Set task:
Gather all lines containing the string "sales" and copy them out.

Material for this task:

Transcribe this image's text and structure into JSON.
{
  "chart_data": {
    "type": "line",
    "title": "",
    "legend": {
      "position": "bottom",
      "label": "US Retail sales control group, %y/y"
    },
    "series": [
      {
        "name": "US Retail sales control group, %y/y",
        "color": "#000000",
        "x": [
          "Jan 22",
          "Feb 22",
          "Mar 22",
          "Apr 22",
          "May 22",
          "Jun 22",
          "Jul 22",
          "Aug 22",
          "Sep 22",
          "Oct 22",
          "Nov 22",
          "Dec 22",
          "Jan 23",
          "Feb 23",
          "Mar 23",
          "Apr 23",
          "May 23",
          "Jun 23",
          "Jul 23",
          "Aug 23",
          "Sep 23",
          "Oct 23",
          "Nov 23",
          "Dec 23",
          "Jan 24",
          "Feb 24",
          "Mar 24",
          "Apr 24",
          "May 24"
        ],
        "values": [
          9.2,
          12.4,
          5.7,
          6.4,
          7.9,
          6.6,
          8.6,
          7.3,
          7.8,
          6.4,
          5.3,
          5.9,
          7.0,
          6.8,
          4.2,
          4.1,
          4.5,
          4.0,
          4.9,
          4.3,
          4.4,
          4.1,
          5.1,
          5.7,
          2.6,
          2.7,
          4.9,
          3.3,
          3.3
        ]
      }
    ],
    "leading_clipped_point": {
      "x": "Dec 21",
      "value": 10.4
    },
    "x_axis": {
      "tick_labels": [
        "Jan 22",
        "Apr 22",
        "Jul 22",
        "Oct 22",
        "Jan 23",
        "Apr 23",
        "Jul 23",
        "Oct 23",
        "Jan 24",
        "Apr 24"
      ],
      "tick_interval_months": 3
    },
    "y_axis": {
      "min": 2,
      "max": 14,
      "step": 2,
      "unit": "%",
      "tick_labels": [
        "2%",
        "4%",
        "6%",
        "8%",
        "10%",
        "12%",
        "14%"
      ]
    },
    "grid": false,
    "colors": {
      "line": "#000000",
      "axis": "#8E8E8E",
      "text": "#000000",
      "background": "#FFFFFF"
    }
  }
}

Task response:
      "label": "US Retail sales control group, %y/y"
        "name": "US Retail sales control group, %y/y",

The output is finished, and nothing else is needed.